What you should do: Exactly as they appear, output all of the entries.

....

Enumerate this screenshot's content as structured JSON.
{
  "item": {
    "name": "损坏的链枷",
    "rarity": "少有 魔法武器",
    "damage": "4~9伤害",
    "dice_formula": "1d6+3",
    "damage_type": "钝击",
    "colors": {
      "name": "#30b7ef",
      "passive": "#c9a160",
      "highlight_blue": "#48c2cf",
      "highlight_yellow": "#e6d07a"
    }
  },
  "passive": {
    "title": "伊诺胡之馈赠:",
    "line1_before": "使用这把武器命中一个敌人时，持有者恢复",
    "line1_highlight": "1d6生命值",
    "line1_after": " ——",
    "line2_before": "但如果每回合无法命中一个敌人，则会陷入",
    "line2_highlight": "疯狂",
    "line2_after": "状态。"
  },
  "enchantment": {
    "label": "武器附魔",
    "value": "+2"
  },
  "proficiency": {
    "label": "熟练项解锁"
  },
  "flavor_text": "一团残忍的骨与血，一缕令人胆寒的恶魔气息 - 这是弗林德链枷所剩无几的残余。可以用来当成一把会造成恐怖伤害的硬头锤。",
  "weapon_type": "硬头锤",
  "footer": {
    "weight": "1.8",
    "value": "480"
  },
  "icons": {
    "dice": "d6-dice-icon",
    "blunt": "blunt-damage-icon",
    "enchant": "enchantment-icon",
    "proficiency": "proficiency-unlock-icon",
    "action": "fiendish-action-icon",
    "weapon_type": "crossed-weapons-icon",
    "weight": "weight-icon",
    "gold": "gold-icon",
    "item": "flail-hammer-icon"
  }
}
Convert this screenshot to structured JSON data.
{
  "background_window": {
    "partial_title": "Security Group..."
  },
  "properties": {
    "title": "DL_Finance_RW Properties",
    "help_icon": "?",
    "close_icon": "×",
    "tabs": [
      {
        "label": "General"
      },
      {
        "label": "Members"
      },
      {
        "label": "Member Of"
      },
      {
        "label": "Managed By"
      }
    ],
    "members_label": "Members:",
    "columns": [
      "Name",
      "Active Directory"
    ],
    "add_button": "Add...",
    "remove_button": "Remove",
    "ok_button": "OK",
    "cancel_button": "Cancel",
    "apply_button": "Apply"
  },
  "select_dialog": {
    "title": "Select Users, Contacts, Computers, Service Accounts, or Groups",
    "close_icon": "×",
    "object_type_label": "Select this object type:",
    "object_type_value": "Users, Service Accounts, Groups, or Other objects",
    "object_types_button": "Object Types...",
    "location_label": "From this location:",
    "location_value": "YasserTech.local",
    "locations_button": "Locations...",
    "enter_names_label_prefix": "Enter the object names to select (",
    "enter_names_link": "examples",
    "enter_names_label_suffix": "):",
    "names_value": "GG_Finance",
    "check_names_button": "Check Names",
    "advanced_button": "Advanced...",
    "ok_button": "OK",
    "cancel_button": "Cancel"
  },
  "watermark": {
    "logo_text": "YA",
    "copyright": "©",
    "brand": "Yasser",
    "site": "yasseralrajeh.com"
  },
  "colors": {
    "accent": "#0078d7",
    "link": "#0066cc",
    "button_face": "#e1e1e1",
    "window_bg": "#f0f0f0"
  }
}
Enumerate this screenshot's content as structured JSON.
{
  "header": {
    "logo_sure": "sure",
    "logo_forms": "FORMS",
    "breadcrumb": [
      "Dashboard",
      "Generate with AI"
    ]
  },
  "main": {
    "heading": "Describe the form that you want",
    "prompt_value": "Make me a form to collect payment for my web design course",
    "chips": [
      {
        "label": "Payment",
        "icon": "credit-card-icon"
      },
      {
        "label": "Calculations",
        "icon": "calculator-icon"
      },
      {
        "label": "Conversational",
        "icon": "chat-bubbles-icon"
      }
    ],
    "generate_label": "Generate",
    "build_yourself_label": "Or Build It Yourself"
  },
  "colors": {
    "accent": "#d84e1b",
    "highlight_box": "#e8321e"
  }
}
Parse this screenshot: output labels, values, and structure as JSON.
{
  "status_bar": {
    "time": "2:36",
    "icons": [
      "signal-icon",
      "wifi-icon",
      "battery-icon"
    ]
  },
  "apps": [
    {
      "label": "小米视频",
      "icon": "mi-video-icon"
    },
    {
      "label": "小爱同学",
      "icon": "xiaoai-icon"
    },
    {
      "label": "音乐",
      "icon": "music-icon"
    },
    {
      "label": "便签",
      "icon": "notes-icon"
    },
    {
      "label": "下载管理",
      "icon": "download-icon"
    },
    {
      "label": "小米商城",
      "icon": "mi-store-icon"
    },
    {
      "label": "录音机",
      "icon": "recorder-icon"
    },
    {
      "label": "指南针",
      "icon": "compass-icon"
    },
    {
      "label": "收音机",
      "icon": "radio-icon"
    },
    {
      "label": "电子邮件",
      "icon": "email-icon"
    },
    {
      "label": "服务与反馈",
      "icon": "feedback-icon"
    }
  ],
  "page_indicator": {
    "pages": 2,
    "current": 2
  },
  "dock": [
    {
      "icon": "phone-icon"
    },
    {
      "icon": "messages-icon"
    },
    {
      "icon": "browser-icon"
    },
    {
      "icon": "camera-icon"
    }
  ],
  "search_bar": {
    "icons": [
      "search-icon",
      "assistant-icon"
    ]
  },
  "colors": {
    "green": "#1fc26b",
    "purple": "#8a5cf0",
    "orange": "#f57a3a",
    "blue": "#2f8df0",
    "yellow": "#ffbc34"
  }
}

....

Worked answer:
Enumerate this screenshot's content as structured JSON.
{
  "item": {
    "name": "损坏的链枷",
    "rarity": "少有 魔法武器",
    "damage": "4~9伤害",
    "dice_formula": "1d6+3",
    "damage_type": "钝击",
    "colors": {
      "name": "#30b7ef",
      "passive": "#c9a160",
      "highlight_blue": "#48c2cf",
      "highlight_yellow": "#e6d07a"
    }
  },
  "passive": {
    "title": "伊诺胡之馈赠:",
    "line1_before": "使用这把武器命中一个敌人时，持有者恢复",
    "line1_highlight": "1d6生命值",
    "line1_after": " ——",
    "line2_before": "但如果每回合无法命中一个敌人，则会陷入",
    "line2_highlight": "疯狂",
    "line2_after": "状态。"
  },
  "enchantment": {
    "label": "武器附魔",
    "value": "+2"
  },
  "proficiency": {
    "label": "熟练项解锁"
  },
  "flavor_text": "一团残忍的骨与血，一缕令人胆寒的恶魔气息 - 这是弗林德链枷所剩无几的残余。可以用来当成一把会造成恐怖伤害的硬头锤。",
  "weapon_type": "硬头锤",
  "footer": {
    "weight": "1.8",
    "value": "480"
  },
  "icons": {
    "dice": "d6-dice-icon",
    "blunt": "blunt-damage-icon",
    "enchant": "enchantment-icon",
    "proficiency": "proficiency-unlock-icon",
    "action": "fiendish-action-icon",
    "weapon_type": "crossed-weapons-icon",
    "weight": "weight-icon",
    "gold": "gold-icon",
    "item": "flail-hammer-icon"
  }
}
Convert this screenshot to structured JSON data.
{
  "background_window": {
    "partial_title": "Security Group..."
  },
  "properties": {
    "title": "DL_Finance_RW Properties",
    "help_icon": "?",
    "close_icon": "×",
    "tabs": [
      {
        "label": "General"
      },
      {
        "label": "Members"
      },
      {
        "label": "Member Of"
      },
      {
        "label": "Managed By"
      }
    ],
    "members_label": "Members:",
    "columns": [
      "Name",
      "Active Directory"
    ],
    "add_button": "Add...",
    "remove_button": "Remove",
    "ok_button": "OK",
    "cancel_button": "Cancel",
    "apply_button": "Apply"
  },
  "select_dialog": {
    "title": "Select Users, Contacts, Computers, Service Accounts, or Groups",
    "close_icon": "×",
    "object_type_label": "Select this object type:",
    "object_type_value": "Users, Service Accounts, Groups, or Other objects",
    "object_types_button": "Object Types...",
    "location_label": "From this location:",
    "location_value": "YasserTech.local",
    "locations_button": "Locations...",
    "enter_names_label_prefix": "Enter the object names to select (",
    "enter_names_link": "examples",
    "enter_names_label_suffix": "):",
    "names_value": "GG_Finance",
    "check_names_button": "Check Names",
    "advanced_button": "Advanced...",
    "ok_button": "OK",
    "cancel_button": "Cancel"
  },
  "watermark": {
    "logo_text": "YA",
    "copyright": "©",
    "brand": "Yasser",
    "site": "yasseralrajeh.com"
  },
  "colors": {
    "accent": "#0078d7",
    "link": "#0066cc",
    "button_face": "#e1e1e1",
    "window_bg": "#f0f0f0"
  }
}
Enumerate this screenshot's content as structured JSON.
{
  "header": {
    "logo_sure": "sure",
    "logo_forms": "FORMS",
    "breadcrumb": [
      "Dashboard",
      "Generate with AI"
    ]
  },
  "main": {
    "heading": "Describe the form that you want",
    "prompt_value": "Make me a form to collect payment for my web design course",
    "chips": [
      {
        "label": "Payment",
        "icon": "credit-card-icon"
      },
      {
        "label": "Calculations",
        "icon": "calculator-icon"
      },
      {
        "label": "Conversational",
        "icon": "chat-bubbles-icon"
      }
    ],
    "generate_label": "Generate",
    "build_yourself_label": "Or Build It Yourself"
  },
  "colors": {
    "accent": "#d84e1b",
    "highlight_box": "#e8321e"
  }
}
Parse this screenshot: output labels, values, and structure as JSON.
{
  "status_bar": {
    "time": "2:36",
    "icons": [
      "signal-icon",
      "wifi-icon",
      "battery-icon"
    ]
  },
  "apps": [
    {
      "label": "小米视频",
      "icon": "mi-video-icon"
    },
    {
      "label": "小爱同学",
      "icon": "xiaoai-icon"
    },
    {
      "label": "音乐",
      "icon": "music-icon"
    },
    {
      "label": "便签",
      "icon": "notes-icon"
    },
    {
      "label": "下载管理",
      "icon": "download-icon"
    },
    {
      "label": "小米商城",
      "icon": "mi-store-icon"
    },
    {
      "label": "录音机",
      "icon": "recorder-icon"
    },
    {
      "label": "指南针",
      "icon": "compass-icon"
    },
    {
      "label": "收音机",
      "icon": "radio-icon"
    },
    {
      "label": "电子邮件",
      "icon": "email-icon"
    },
    {
      "label": "服务与反馈",
      "icon": "feedback-icon"
    }
  ],
  "page_indicator": {
    "pages": 2,
    "current": 2
  },
  "dock": [
    {
      "icon": "phone-icon"
    },
    {
      "icon": "messages-icon"
    },
    {
      "icon": "browser-icon"
    },
    {
      "icon": "camera-icon"
    }
  ],
  "search_bar": {
    "icons": [
      "search-icon",
      "assistant-icon"
    ]
  },
  "colors": {
    "green": "#1fc26b",
    "purple": "#8a5cf0",
    "orange": "#f57a3a",
    "blue": "#2f8df0",
    "yellow": "#ffbc34"
  }
}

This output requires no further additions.